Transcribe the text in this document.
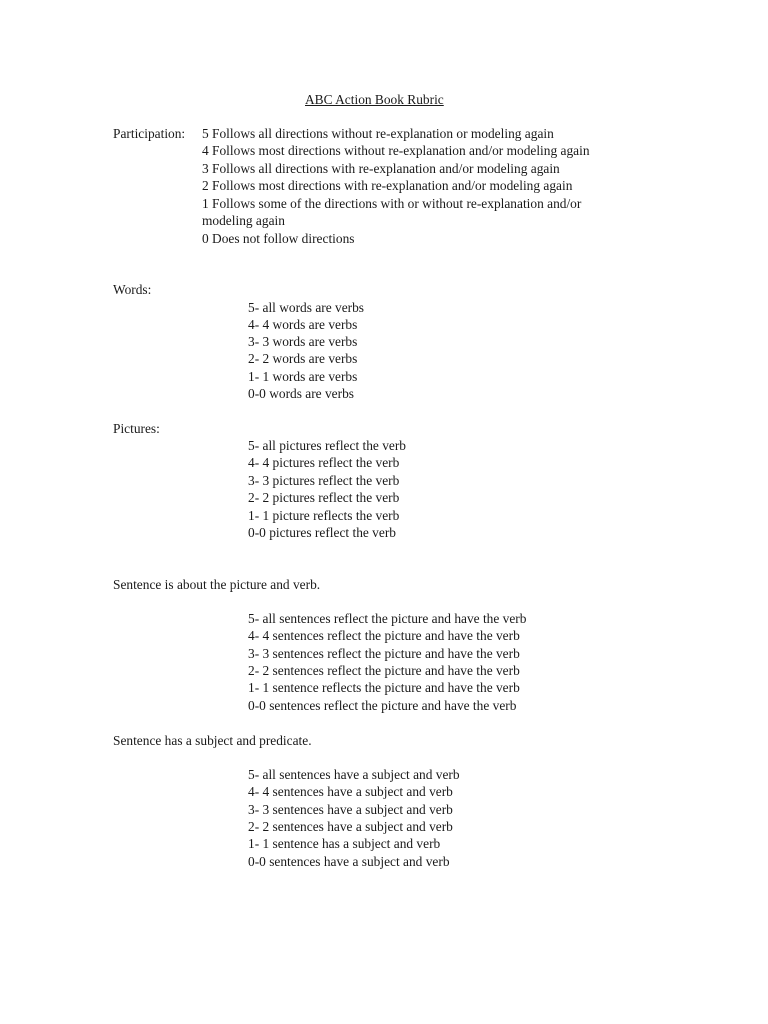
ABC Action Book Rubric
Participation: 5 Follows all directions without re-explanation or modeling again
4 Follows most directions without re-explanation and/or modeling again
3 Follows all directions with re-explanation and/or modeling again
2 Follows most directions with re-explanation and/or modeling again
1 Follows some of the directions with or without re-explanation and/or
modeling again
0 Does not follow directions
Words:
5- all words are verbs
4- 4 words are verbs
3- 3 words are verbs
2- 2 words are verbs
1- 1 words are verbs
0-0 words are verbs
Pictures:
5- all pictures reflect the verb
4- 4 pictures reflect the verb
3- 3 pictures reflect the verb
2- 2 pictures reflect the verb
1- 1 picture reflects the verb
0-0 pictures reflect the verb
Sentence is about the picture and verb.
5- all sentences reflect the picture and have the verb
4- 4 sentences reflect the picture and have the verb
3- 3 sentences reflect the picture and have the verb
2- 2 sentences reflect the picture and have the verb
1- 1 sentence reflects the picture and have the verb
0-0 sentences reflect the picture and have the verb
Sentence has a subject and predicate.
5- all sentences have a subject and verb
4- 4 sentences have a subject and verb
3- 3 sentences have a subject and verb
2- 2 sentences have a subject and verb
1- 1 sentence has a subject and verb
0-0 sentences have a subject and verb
◇ ◇ ◇
Goal of the exercise – In the records above, locate the lines holding the word "modeling". Copy each of them.

The answer –
Participation: 5 Follows all directions without re-explanation or modeling again
4 Follows most directions without re-explanation and/or modeling again
3 Follows all directions with re-explanation and/or modeling again
2 Follows most directions with re-explanation and/or modeling again
modeling again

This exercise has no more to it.